#### RECORDS SUPPLIED ####

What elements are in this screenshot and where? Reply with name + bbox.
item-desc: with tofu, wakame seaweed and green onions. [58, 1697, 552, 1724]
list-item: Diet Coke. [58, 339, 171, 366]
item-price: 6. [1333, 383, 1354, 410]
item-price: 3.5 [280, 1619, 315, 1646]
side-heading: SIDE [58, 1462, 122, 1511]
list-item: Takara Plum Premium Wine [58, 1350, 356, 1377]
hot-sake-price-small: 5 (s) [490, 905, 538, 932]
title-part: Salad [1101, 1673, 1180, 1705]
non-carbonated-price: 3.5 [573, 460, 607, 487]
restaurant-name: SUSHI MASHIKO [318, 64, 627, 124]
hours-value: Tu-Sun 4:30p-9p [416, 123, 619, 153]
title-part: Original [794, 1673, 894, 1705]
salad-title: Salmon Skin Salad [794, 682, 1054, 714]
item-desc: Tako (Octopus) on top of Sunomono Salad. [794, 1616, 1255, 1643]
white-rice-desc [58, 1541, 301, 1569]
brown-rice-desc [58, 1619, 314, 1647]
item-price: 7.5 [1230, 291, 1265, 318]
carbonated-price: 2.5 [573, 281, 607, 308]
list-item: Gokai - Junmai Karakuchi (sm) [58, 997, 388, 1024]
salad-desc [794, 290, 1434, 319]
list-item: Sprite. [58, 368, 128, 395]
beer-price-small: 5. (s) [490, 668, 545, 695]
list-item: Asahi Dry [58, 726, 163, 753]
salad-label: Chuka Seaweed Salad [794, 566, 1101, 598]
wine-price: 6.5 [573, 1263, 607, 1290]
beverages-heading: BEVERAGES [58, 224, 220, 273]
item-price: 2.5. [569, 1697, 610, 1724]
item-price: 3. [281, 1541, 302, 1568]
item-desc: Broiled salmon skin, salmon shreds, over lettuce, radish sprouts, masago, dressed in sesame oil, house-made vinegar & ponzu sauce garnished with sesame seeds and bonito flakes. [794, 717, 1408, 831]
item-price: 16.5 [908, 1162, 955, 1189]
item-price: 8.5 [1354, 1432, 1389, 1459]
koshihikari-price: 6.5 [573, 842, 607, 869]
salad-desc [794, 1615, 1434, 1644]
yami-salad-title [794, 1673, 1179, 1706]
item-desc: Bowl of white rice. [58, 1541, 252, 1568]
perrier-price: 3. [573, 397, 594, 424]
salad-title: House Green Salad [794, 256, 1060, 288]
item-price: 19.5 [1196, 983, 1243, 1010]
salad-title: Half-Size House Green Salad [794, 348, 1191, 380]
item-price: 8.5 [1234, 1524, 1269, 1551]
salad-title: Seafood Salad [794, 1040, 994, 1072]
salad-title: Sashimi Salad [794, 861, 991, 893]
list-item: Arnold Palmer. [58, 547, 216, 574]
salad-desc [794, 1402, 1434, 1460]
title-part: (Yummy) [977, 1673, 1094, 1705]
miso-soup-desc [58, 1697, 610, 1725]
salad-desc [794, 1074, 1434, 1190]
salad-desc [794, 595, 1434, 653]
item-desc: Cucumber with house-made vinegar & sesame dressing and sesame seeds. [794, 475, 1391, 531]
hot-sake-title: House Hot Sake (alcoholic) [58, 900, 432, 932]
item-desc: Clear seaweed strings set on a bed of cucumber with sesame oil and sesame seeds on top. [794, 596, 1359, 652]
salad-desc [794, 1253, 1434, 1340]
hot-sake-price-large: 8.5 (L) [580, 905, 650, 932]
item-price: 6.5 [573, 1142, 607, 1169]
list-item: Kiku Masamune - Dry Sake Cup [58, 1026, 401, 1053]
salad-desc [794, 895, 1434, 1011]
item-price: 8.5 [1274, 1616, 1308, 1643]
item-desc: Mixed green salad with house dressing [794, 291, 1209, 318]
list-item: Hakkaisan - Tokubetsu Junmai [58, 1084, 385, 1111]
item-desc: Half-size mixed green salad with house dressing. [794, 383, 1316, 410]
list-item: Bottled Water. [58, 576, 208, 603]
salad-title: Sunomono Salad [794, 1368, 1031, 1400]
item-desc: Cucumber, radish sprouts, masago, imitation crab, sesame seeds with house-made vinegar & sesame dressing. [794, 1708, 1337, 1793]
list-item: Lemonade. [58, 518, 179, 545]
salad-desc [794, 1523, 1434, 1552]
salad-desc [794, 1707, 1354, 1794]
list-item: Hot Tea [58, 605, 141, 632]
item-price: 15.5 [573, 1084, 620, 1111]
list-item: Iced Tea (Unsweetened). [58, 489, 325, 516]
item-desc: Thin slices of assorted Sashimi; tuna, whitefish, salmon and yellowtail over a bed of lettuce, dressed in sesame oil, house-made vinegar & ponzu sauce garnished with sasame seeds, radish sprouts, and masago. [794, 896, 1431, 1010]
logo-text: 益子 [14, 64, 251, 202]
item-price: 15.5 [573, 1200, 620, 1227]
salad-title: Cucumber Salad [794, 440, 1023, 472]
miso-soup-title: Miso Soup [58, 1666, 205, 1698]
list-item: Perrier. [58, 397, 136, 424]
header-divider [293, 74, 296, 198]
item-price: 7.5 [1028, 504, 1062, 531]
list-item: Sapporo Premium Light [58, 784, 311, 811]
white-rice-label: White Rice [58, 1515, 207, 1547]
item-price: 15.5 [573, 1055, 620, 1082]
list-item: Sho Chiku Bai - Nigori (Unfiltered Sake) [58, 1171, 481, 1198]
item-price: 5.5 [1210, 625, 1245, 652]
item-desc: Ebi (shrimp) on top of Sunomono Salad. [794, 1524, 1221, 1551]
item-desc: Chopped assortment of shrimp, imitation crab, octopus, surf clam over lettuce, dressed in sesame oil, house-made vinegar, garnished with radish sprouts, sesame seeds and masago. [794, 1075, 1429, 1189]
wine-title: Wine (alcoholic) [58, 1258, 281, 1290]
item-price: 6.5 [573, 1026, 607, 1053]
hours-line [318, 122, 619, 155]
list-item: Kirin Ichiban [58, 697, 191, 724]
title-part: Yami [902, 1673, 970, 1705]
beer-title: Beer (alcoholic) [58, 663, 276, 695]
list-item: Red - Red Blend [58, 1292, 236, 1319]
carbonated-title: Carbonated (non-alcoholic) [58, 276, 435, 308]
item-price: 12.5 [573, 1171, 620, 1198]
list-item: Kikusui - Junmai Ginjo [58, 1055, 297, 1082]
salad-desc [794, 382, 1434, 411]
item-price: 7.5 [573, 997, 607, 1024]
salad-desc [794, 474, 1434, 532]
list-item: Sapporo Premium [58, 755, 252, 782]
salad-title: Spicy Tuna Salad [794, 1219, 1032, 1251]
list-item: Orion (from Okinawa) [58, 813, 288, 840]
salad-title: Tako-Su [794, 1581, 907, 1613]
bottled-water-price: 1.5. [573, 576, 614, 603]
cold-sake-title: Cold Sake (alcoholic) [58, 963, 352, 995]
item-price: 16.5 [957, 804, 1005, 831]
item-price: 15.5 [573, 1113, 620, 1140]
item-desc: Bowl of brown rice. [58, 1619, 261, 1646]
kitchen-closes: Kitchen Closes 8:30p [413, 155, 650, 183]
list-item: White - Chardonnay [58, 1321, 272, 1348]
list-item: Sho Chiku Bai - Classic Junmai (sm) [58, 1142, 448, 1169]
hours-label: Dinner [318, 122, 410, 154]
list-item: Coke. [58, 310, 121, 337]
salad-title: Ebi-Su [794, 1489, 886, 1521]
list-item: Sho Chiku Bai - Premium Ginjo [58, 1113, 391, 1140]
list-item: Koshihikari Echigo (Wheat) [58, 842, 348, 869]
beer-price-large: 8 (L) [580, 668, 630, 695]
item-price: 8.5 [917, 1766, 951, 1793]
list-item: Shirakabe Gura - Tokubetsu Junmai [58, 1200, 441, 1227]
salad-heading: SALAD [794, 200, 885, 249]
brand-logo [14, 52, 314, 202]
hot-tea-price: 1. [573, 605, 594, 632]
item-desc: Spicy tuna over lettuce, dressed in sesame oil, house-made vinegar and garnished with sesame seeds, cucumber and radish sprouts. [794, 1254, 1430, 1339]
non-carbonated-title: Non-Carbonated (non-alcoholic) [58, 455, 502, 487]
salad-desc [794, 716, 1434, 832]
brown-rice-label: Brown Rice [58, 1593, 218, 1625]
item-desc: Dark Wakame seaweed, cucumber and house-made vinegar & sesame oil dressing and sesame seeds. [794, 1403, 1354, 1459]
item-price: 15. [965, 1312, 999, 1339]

####

> [PROBLEM STATEMENT]: Write out the lines verbatim, starting at the first line and ending at the line containing "restaurant-name: SUSHI MASHIKO".

> [ANSWER TO THE PROBLEM]:
What elements are in this screenshot and where? Reply with name + bbox.
item-desc: with tofu, wakame seaweed and green onions. [58, 1697, 552, 1724]
list-item: Diet Coke. [58, 339, 171, 366]
item-price: 6. [1333, 383, 1354, 410]
item-price: 3.5 [280, 1619, 315, 1646]
side-heading: SIDE [58, 1462, 122, 1511]
list-item: Takara Plum Premium Wine [58, 1350, 356, 1377]
hot-sake-price-small: 5 (s) [490, 905, 538, 932]
title-part: Salad [1101, 1673, 1180, 1705]
non-carbonated-price: 3.5 [573, 460, 607, 487]
restaurant-name: SUSHI MASHIKO [318, 64, 627, 124]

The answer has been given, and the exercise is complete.